◆ **Written tasks**:
1. Translate this sentence from the pipeline coating text into Spanish: "The Duval system consists of only two layers, an FBE base coat and a polypropylene top coat."
2. List every activity that the pipeline coating text says a coating needs enough impact resistance to withstand.
3. Pick up the pipeline coating text after its final sentence and continue it.

◆ **Text provided**:
--------------------------------------------------

But any coating, including the thermoplastic, can be damaged if the impact force is high enough. The question is, can anyone specify an impact-resistance value which can guarantee a damage-free coating?

This being impossible, the only logical solution is to have a coating with sufficient impact resistance to withstand normal pipeline handling, transportation, and construction activities, so that the corrosion-protection properties need not be compromised.

Industry effort

Considerable effort has been expended by the coating industry to develop a coating with the highest values of both mechanical and corrosion-protection properties but with no success.

The difficulty in combining the best values of both mechanical and corrosion protection properties in a single system has led the industry towards multilayer systems. The three-layer polyethylene and polypropylene two-layer Duval system and Nap-Gard Dual Powder Gold are the multilayer systems developed to achieve this objective.

All these systems attempt to combine the best of both properties. Details of the various components in these multilayer systems are given presently.

The three-layer polyethylene system consists of an epoxy or FBE (5-12 mils; 125-300 m) primer and a polyethylene top coat. In three-layer polypropylene, the topcoat is polypropylene instead of polyethylene and FBE is the bottom layer.

In these three-layer systems, the corrosion-protection epoxy system is connected to the mechanical protection thermoplastic system through a thermoplastic adhesive.

The Duval system consists of only two layers, an FBE base coat and a polypropylene top coat.

The FBE base coat is thick (20 mils, on average) and is bonded to the polypropylene (20 mils, on average). In this system, the corrosion-protection FBE layer is bonded to the mechanical protection polypropylene through a chemically modified component.

--------------------------------------------------

◆ **Layout annotation data**:

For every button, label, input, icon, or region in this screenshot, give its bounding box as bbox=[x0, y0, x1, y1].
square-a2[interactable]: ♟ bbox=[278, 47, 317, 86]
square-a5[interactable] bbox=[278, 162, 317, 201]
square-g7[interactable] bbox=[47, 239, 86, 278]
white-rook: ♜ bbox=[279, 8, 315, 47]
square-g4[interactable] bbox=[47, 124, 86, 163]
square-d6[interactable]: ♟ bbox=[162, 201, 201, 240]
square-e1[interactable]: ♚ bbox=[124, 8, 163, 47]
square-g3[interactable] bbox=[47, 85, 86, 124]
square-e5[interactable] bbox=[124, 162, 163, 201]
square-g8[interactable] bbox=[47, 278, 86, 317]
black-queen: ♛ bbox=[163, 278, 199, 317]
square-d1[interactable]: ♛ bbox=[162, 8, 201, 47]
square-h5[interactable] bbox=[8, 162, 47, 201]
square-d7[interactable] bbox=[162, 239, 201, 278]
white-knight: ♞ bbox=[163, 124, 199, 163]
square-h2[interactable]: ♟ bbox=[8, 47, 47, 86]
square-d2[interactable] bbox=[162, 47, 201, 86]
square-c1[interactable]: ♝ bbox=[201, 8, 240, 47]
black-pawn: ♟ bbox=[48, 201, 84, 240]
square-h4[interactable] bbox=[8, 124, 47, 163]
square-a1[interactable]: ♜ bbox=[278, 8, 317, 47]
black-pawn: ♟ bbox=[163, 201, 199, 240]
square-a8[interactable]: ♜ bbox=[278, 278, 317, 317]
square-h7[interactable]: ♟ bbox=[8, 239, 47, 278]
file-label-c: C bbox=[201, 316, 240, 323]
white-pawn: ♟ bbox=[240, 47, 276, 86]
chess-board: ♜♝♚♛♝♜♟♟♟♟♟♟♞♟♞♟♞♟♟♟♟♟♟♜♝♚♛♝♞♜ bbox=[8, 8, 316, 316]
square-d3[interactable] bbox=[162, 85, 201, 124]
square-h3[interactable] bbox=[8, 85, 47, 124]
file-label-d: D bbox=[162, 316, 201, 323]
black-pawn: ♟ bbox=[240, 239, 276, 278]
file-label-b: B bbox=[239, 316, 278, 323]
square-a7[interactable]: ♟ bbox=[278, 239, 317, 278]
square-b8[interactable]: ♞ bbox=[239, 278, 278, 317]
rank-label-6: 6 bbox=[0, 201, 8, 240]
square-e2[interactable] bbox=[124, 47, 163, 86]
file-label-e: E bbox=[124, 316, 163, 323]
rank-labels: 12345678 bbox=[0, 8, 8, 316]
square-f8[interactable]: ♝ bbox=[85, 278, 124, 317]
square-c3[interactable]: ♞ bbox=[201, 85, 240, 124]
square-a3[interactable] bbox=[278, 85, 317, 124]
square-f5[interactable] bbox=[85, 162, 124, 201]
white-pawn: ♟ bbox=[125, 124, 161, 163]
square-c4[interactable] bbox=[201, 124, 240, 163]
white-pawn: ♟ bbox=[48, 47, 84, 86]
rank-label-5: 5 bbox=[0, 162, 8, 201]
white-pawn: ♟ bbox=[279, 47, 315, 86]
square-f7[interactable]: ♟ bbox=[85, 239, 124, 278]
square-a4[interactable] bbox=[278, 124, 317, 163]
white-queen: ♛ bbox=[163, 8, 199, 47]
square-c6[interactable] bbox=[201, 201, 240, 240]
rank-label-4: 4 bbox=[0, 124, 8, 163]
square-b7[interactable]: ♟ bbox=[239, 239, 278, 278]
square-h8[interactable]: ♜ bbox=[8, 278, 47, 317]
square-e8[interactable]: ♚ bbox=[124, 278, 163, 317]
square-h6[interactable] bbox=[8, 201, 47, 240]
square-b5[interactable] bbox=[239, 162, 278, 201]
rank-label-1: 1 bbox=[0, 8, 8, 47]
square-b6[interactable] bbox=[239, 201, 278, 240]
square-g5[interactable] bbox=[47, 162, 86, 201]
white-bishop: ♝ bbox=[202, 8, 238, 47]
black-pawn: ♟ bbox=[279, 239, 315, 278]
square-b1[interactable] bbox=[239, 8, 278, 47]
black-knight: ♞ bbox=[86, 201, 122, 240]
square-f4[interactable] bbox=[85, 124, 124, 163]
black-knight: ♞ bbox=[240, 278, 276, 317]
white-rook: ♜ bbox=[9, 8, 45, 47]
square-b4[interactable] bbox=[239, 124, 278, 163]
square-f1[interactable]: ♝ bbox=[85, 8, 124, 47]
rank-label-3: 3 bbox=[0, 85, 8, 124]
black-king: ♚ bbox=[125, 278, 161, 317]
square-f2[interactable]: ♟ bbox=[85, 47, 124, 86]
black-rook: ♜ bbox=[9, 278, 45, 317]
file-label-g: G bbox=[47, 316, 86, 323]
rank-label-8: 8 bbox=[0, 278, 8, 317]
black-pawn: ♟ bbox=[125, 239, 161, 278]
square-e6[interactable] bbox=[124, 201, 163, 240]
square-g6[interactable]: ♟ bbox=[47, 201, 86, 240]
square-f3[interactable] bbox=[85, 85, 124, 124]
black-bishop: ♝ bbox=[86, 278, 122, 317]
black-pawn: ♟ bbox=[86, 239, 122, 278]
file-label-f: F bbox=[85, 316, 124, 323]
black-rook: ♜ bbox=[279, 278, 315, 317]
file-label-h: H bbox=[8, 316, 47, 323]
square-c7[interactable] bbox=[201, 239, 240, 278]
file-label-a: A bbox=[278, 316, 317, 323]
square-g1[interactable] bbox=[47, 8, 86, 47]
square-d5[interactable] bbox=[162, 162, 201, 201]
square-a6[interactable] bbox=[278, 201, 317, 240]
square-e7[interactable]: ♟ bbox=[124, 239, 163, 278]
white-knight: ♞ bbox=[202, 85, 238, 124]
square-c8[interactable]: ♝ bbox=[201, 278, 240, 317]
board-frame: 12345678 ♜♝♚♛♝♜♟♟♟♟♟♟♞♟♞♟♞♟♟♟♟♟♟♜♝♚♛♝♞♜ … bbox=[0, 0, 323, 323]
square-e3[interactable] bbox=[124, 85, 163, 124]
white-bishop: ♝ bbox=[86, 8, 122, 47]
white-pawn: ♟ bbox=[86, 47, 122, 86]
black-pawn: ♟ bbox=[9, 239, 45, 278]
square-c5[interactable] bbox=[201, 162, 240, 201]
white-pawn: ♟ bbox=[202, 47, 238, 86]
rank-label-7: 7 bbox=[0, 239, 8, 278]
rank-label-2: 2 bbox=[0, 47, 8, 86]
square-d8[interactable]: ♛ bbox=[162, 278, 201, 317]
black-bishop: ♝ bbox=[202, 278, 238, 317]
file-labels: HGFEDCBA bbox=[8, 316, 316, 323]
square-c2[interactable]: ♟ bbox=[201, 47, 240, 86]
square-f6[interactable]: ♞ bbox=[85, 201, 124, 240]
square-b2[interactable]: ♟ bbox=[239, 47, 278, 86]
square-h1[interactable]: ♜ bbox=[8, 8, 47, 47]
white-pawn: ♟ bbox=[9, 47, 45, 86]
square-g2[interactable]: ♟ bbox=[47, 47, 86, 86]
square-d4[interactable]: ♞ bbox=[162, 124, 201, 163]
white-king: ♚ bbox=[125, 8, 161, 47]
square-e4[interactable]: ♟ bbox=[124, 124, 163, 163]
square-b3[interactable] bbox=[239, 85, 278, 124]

--------------------------------------------------

◆ **Answers provided**:
1. El sistema Duval consta de solo dos capas: una capa base de FBE y una capa superior de polipropileno.

2.
- Normal pipeline handling
- Transportation
- Construction activities

3.
All three systems (three-layer PE, three-layer PP, and the Duval) utilize an extrusion process to apply the thermoplastic top coat to the layer underneath. The only system which is different from all of the other multilayer systems is the Nap-Gard Dual Powder Gold System.

This system consists of an FBE (8-12 mils) base coat and 16-20 mils of plasticized FBE top coat. This system utilizes the fusion-bond technology to combine the corrosion protection FBE layer to the plasticized mechanical-protection FBE layer.

The spray application method eliminates the potential air entrapment that is possible with extruded systems. In this system, generically similar curing radicals are used in the crosslinking of the FBE and the plasticized FBE layers.

Because of this, a homogeneous system is achieved with no distinctive layer separation, although it is still considered as a multilayer system.

Although the short-term performance tests for both mechanical and corrosion-protection properties of the multilayer systems are encouraging, some of the professional coating experts have taken a conservative position with the multilayer systems.

This section of a failed pipeline in the Middle East was coated with polythelene and protected by cathodic protection (Fig. 5).

Caution

Absence of performance history and the concern for the long-term viability of the middle adhesive layer, especially in high-temperature services, have forced them to take this cautious approach.

Another major reason for this hesitation is the absence of suitable field application "friendly" joint coatings (girth-weld coatings). The ones that are proposed are either not homogeneous or are too expensive.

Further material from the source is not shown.